For the entries that follow, tally the lines holding the string "bone". Give the total and nothing else.

** START **

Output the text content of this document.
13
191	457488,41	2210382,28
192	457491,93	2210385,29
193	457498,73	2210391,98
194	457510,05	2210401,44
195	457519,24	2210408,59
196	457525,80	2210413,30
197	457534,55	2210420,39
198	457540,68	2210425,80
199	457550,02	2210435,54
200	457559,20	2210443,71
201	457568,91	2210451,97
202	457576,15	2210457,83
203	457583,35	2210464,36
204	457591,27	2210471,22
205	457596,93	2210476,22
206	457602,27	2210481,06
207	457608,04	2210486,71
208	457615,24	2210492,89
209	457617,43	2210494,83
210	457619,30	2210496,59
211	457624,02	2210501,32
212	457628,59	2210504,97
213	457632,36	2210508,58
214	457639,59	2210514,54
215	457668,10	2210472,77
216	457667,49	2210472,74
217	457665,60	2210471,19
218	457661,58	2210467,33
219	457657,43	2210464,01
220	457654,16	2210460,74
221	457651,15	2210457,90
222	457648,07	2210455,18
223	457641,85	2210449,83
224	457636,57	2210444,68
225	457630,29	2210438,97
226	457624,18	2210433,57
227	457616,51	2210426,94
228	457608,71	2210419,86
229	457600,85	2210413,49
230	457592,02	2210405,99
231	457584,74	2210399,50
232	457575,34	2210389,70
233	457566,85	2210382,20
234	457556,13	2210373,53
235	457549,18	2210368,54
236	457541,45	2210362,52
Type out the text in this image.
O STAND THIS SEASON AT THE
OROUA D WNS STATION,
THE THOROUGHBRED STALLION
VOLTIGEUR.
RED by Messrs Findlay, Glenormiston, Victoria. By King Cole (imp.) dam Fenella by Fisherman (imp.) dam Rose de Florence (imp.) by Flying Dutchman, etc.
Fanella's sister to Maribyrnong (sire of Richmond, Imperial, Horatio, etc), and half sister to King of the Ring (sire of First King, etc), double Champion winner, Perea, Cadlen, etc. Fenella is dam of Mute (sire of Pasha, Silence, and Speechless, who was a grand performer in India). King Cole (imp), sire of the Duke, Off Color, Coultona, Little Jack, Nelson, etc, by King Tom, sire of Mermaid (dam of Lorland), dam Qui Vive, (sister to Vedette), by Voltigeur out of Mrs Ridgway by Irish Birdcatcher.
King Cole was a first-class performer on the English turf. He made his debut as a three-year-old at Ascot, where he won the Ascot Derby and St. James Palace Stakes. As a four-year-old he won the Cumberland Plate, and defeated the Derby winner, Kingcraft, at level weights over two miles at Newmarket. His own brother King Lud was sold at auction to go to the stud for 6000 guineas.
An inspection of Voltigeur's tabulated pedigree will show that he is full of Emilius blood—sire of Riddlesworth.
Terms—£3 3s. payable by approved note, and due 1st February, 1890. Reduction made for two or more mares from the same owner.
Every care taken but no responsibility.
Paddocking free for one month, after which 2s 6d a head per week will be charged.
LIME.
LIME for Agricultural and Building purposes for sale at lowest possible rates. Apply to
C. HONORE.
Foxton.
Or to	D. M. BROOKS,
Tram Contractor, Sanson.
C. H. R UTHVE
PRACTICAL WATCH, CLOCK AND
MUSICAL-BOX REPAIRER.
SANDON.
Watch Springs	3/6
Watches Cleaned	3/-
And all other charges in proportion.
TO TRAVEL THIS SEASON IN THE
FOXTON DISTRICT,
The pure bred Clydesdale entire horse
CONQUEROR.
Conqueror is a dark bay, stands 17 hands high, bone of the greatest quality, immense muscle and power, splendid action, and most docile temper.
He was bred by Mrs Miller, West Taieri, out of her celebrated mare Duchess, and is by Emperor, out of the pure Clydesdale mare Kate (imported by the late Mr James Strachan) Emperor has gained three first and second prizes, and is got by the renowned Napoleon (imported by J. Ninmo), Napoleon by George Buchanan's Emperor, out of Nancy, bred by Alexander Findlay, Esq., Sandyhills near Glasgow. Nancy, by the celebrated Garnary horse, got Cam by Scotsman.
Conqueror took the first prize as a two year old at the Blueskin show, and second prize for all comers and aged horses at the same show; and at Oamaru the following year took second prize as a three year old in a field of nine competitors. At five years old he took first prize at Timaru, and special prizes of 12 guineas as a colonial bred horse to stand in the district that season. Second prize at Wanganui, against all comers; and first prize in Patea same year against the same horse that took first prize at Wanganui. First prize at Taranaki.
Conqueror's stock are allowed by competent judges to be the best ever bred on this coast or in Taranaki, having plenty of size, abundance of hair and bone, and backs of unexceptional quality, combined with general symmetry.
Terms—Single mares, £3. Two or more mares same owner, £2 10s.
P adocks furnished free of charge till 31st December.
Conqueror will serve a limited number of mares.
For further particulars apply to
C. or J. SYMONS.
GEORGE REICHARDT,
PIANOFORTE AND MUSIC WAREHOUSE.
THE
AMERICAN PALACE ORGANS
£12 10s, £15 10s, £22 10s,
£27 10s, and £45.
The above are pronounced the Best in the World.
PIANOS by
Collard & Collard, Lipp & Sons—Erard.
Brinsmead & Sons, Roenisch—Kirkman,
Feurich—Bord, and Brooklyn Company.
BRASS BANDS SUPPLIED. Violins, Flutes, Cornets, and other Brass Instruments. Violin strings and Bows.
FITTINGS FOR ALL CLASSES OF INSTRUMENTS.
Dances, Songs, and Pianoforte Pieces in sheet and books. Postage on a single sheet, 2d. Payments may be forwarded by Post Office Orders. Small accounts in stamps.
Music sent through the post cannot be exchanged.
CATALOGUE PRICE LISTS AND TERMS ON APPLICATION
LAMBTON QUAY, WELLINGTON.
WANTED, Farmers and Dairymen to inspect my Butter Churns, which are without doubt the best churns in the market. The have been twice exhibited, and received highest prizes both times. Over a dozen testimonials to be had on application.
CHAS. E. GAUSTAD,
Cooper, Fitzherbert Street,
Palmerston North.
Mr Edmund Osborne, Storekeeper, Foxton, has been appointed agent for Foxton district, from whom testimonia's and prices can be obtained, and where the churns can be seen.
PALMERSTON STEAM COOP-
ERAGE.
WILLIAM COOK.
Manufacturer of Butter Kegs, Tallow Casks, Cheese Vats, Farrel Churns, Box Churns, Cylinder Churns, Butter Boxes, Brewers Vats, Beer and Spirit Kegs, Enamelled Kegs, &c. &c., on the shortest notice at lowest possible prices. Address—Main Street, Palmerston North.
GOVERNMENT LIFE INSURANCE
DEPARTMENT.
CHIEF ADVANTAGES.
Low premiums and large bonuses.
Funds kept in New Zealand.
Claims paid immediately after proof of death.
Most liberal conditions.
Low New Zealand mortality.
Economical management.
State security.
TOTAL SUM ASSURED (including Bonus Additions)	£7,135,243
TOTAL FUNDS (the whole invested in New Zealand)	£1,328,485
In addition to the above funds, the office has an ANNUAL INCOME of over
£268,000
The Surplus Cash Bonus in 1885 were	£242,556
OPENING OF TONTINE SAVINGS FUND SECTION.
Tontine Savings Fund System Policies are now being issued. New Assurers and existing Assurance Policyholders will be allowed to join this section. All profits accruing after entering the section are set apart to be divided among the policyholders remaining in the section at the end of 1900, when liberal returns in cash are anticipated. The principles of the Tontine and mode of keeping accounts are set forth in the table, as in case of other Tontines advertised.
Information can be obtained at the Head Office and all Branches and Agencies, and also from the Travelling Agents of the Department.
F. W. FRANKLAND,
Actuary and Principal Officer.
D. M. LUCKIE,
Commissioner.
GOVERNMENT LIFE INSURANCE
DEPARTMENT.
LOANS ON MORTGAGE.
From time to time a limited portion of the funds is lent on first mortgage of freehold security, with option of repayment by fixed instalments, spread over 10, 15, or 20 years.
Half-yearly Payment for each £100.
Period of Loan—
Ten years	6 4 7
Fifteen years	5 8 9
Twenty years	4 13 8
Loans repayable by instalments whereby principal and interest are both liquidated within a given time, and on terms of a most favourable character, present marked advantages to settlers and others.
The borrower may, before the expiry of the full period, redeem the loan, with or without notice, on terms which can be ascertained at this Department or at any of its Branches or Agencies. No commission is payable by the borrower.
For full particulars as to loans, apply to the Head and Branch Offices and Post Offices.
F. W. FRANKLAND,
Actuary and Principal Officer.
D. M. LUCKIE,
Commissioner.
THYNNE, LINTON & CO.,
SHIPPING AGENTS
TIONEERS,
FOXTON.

** END **

COMPLETED EXERCISE
2